# [Task goal]
Write out the full listing again, exactly as it stands.

[Recorded data]
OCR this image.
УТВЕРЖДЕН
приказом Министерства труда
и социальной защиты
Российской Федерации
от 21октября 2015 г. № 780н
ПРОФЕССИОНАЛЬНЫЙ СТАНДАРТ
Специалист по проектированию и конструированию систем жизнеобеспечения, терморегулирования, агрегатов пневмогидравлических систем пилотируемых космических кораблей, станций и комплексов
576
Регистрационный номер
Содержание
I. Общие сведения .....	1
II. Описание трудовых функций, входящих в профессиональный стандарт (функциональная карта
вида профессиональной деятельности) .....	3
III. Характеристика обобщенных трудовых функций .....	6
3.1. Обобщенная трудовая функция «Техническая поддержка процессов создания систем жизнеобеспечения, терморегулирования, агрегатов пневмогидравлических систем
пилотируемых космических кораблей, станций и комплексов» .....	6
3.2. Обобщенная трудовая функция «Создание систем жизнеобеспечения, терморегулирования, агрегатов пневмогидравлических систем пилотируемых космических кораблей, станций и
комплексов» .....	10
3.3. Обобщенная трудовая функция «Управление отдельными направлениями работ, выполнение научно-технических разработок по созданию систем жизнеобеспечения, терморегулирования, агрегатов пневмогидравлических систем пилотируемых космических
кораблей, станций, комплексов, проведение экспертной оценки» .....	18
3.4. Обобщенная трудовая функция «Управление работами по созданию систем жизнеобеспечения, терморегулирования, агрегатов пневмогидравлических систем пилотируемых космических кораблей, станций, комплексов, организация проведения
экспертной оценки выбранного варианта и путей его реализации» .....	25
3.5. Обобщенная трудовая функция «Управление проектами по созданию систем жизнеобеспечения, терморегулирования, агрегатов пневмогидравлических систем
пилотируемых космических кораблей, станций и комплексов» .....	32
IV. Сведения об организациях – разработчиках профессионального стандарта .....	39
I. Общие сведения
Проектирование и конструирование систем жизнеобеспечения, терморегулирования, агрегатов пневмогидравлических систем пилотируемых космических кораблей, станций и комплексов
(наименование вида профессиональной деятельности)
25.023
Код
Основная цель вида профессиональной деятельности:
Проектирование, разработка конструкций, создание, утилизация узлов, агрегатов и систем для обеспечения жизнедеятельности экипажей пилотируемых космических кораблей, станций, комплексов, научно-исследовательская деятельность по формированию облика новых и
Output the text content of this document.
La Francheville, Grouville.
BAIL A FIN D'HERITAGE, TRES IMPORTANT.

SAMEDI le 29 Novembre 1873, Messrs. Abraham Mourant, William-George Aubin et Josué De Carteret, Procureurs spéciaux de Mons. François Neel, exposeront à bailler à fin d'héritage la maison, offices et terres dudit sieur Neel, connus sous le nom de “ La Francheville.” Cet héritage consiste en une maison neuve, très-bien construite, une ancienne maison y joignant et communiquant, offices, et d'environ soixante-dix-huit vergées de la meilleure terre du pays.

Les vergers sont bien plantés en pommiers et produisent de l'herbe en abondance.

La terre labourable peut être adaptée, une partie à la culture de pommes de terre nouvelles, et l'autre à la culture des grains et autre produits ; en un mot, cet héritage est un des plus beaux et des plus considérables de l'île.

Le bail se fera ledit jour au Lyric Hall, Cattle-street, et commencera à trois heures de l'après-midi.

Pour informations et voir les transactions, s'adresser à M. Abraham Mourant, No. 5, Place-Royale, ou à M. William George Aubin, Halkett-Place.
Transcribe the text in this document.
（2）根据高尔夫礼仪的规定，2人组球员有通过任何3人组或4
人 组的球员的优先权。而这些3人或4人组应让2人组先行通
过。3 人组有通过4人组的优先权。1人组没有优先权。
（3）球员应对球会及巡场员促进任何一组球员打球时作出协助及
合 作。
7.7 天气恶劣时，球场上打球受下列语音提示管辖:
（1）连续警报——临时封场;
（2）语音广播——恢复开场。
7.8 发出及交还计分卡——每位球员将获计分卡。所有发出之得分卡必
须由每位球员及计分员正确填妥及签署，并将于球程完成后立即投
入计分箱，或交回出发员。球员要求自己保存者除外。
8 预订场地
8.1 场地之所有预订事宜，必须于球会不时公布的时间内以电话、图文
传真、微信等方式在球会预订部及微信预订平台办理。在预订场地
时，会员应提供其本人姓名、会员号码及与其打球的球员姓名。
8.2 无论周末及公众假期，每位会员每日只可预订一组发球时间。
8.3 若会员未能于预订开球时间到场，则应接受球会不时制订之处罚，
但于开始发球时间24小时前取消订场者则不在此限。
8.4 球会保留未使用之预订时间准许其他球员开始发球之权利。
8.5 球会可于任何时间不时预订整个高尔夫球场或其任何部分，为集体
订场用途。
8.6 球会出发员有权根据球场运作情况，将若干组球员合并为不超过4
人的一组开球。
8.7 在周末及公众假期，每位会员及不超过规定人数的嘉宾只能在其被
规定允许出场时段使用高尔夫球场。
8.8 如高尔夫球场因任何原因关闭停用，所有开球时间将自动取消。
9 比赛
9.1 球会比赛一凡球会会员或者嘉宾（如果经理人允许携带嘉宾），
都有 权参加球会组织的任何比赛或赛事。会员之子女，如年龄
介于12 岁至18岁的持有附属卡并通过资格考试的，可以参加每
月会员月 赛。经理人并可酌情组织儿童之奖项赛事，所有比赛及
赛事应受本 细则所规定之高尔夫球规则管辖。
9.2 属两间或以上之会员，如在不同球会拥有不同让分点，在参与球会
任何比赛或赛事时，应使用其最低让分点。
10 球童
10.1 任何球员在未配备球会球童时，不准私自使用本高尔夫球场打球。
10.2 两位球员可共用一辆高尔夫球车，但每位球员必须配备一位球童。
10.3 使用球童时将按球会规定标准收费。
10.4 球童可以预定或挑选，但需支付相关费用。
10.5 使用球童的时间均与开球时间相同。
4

# [Solution]
OCR this image.
УТВЕРЖДЕН
приказом Министерства труда
и социальной защиты
Российской Федерации
от 21октября 2015 г. № 780н
ПРОФЕССИОНАЛЬНЫЙ СТАНДАРТ
Специалист по проектированию и конструированию систем жизнеобеспечения, терморегулирования, агрегатов пневмогидравлических систем пилотируемых космических кораблей, станций и комплексов
576
Регистрационный номер
Содержание
I. Общие сведения .....	1
II. Описание трудовых функций, входящих в профессиональный стандарт (функциональная карта
вида профессиональной деятельности) .....	3
III. Характеристика обобщенных трудовых функций .....	6
3.1. Обобщенная трудовая функция «Техническая поддержка процессов создания систем жизнеобеспечения, терморегулирования, агрегатов пневмогидравлических систем
пилотируемых космических кораблей, станций и комплексов» .....	6
3.2. Обобщенная трудовая функция «Создание систем жизнеобеспечения, терморегулирования, агрегатов пневмогидравлических систем пилотируемых космических кораблей, станций и
комплексов» .....	10
3.3. Обобщенная трудовая функция «Управление отдельными направлениями работ, выполнение научно-технических разработок по созданию систем жизнеобеспечения, терморегулирования, агрегатов пневмогидравлических систем пилотируемых космических
кораблей, станций, комплексов, проведение экспертной оценки» .....	18
3.4. Обобщенная трудовая функция «Управление работами по созданию систем жизнеобеспечения, терморегулирования, агрегатов пневмогидравлических систем пилотируемых космических кораблей, станций, комплексов, организация проведения
экспертной оценки выбранного варианта и путей его реализации» .....	25
3.5. Обобщенная трудовая функция «Управление проектами по созданию систем жизнеобеспечения, терморегулирования, агрегатов пневмогидравлических систем
пилотируемых космических кораблей, станций и комплексов» .....	32
IV. Сведения об организациях – разработчиках профессионального стандарта .....	39
I. Общие сведения
Проектирование и конструирование систем жизнеобеспечения, терморегулирования, агрегатов пневмогидравлических систем пилотируемых космических кораблей, станций и комплексов
(наименование вида профессиональной деятельности)
25.023
Код
Основная цель вида профессиональной деятельности:
Проектирование, разработка конструкций, создание, утилизация узлов, агрегатов и систем для обеспечения жизнедеятельности экипажей пилотируемых космических кораблей, станций, комплексов, научно-исследовательская деятельность по формированию облика новых и
Output the text content of this document.
La Francheville, Grouville.
BAIL A FIN D'HERITAGE, TRES IMPORTANT.

SAMEDI le 29 Novembre 1873, Messrs. Abraham Mourant, William-George Aubin et Josué De Carteret, Procureurs spéciaux de Mons. François Neel, exposeront à bailler à fin d'héritage la maison, offices et terres dudit sieur Neel, connus sous le nom de “ La Francheville.” Cet héritage consiste en une maison neuve, très-bien construite, une ancienne maison y joignant et communiquant, offices, et d'environ soixante-dix-huit vergées de la meilleure terre du pays.

Les vergers sont bien plantés en pommiers et produisent de l'herbe en abondance.

La terre labourable peut être adaptée, une partie à la culture de pommes de terre nouvelles, et l'autre à la culture des grains et autre produits ; en un mot, cet héritage est un des plus beaux et des plus considérables de l'île.

Le bail se fera ledit jour au Lyric Hall, Cattle-street, et commencera à trois heures de l'après-midi.

Pour informations et voir les transactions, s'adresser à M. Abraham Mourant, No. 5, Place-Royale, ou à M. William George Aubin, Halkett-Place.
Transcribe the text in this document.
（2）根据高尔夫礼仪的规定，2人组球员有通过任何3人组或4
人 组的球员的优先权。而这些3人或4人组应让2人组先行通
过。3 人组有通过4人组的优先权。1人组没有优先权。
（3）球员应对球会及巡场员促进任何一组球员打球时作出协助及
合 作。
7.7 天气恶劣时，球场上打球受下列语音提示管辖:
（1）连续警报——临时封场;
（2）语音广播——恢复开场。
7.8 发出及交还计分卡——每位球员将获计分卡。所有发出之得分卡必
须由每位球员及计分员正确填妥及签署，并将于球程完成后立即投
入计分箱，或交回出发员。球员要求自己保存者除外。
8 预订场地
8.1 场地之所有预订事宜，必须于球会不时公布的时间内以电话、图文
传真、微信等方式在球会预订部及微信预订平台办理。在预订场地
时，会员应提供其本人姓名、会员号码及与其打球的球员姓名。
8.2 无论周末及公众假期，每位会员每日只可预订一组发球时间。
8.3 若会员未能于预订开球时间到场，则应接受球会不时制订之处罚，
但于开始发球时间24小时前取消订场者则不在此限。
8.4 球会保留未使用之预订时间准许其他球员开始发球之权利。
8.5 球会可于任何时间不时预订整个高尔夫球场或其任何部分，为集体
订场用途。
8.6 球会出发员有权根据球场运作情况，将若干组球员合并为不超过4
人的一组开球。
8.7 在周末及公众假期，每位会员及不超过规定人数的嘉宾只能在其被
规定允许出场时段使用高尔夫球场。
8.8 如高尔夫球场因任何原因关闭停用，所有开球时间将自动取消。
9 比赛
9.1 球会比赛一凡球会会员或者嘉宾（如果经理人允许携带嘉宾），
都有 权参加球会组织的任何比赛或赛事。会员之子女，如年龄
介于12 岁至18岁的持有附属卡并通过资格考试的，可以参加每
月会员月 赛。经理人并可酌情组织儿童之奖项赛事，所有比赛及
赛事应受本 细则所规定之高尔夫球规则管辖。
9.2 属两间或以上之会员，如在不同球会拥有不同让分点，在参与球会
任何比赛或赛事时，应使用其最低让分点。
10 球童
10.1 任何球员在未配备球会球童时，不准私自使用本高尔夫球场打球。
10.2 两位球员可共用一辆高尔夫球车，但每位球员必须配备一位球童。
10.3 使用球童时将按球会规定标准收费。
10.4 球童可以预定或挑选，但需支付相关费用。
10.5 使用球童的时间均与开球时间相同。
4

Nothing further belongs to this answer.